### SET OF TASKS:
(a) In the monolith vs microservices interview guide, who is credited with popularizing the monolith-first approach?
(b) List every benefit that the monolith vs microservices interview guide says splitting the domain into independently deployable services buys.

Monolith vs Microservices — Interview¶
The single most common architecture question at every level. What separates a strong answer from a mediocre one is not knowing the definitions — it is showing that you treat "microservices" as a cost you pay for a specific benefit, not a badge of sophistication. Below are the questions interviewers actually ask, with the crisp, load-bearing answers.
Table of Contents¶
- Q1: What is the core tradeoff between a monolith and microservices?
- Q2: What is "monolith-first" and why is it the default advice?
- Q3: What is a modular monolith and when does it beat both extremes?
- Q4: What concrete signals justify splitting a service out?
- Q5: What is the "microservice premium" — fixed vs marginal cost?
- Q6: How does an in-process call compare to a network call in cost?
- Q7: What is the strangler-fig pattern and how do you run a migration with it?
- Q8: What is a distributed monolith and how do you recognize one?
- Q9: Which of these decisions are reversible, and why does that matter?
- Q10: How do you draw service boundaries correctly?
- Q11: How do microservices change data consistency and transactions?
- Q12: How does Conway's Law bear on this decision?
- Q13: Scenario — startup with 5 engineers: monolith or microservices?
- Q14: What did Amazon Prime Video's move back to a monolith teach us?
- Q15: How do you decide, in one sentence, at the whiteboard?
Q1: What is the core tradeoff between a monolith and microservices?¶
You are trading operational simplicity for independent deployability and scaling. A monolith keeps all module interactions as in-process function calls inside one deployable unit: one build, one deploy, one process to debug, transactions that span the whole domain for free. Microservices split the domain into independently deployable services communicating over the network — which buys per-team autonomy, independent scaling of hot paths, fault isolation, and heterogeneous tech stacks, at the price of network partial failure, distributed data, versioned contracts, and a large operational surface (service discovery, observability, deployment orchestration).
The one-line framing: microservices convert code complexity into operational complexity. That trade only pays off when your bottleneck is organizational (many teams stepping on each other) rather than technical. If your problem is "the code is a mess," microservices will give you a distributed mess that is strictly harder to fix.
| Dimension | Monolith | Microservices |
|---|---|---|
| Deployment unit | One artifact | N independently deployed services |
| Inter-module call | In-process (ns) | Network RPC (µs–ms, can fail) |
| Data / transactions | Single DB, ACID transactions | DB-per-service, sagas / eventual consistency |
| Scaling granularity | Whole app scales together | Scale hot services independently |
| Fault isolation | A leak/crash can take down everything | Blast radius contained to a service |
| Team autonomy | Coordinated releases, shared codebase | Independent release cadence per team |
| Debugging | Single stack trace, one log stream | Distributed tracing across N hops |
| Fixed operational cost | Low | High (platform, CI/CD, observability) |
| Marginal cost of a new module | Near zero | A new deploy pipeline, DB, on-call surface |
Q2: What is "monolith-first" and why is it the default advice?¶
Monolith-first (popularized by Martin Fowler) says: start with a monolith, and only split into services once you understand the domain well enough to draw stable boundaries. The reasoning is that microservices' single biggest failure mode is wrong boundaries — and early in a product's life you do not yet know where the seams are. A boundary drawn wrong becomes a distributed refactor: moving a method between classes is a rename; moving an operation between two services is a network protocol change, a data migration, and a coordinated multi-team deploy.

### DATA SECTION:
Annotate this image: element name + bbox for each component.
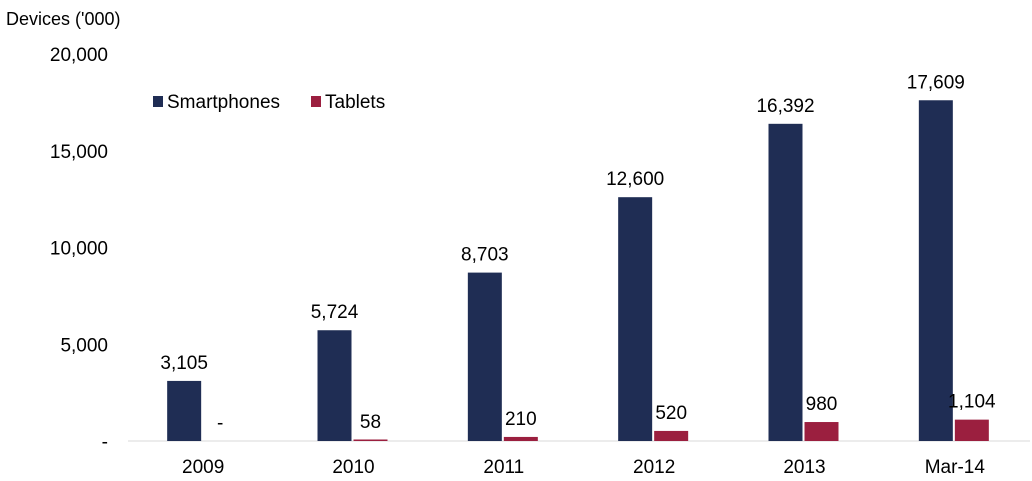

### FULL ANSWERS:
(a) Martin Fowler

(b)
- Per-team autonomy
- Independent scaling of hot paths
- Fault isolation
- Heterogeneous tech stacks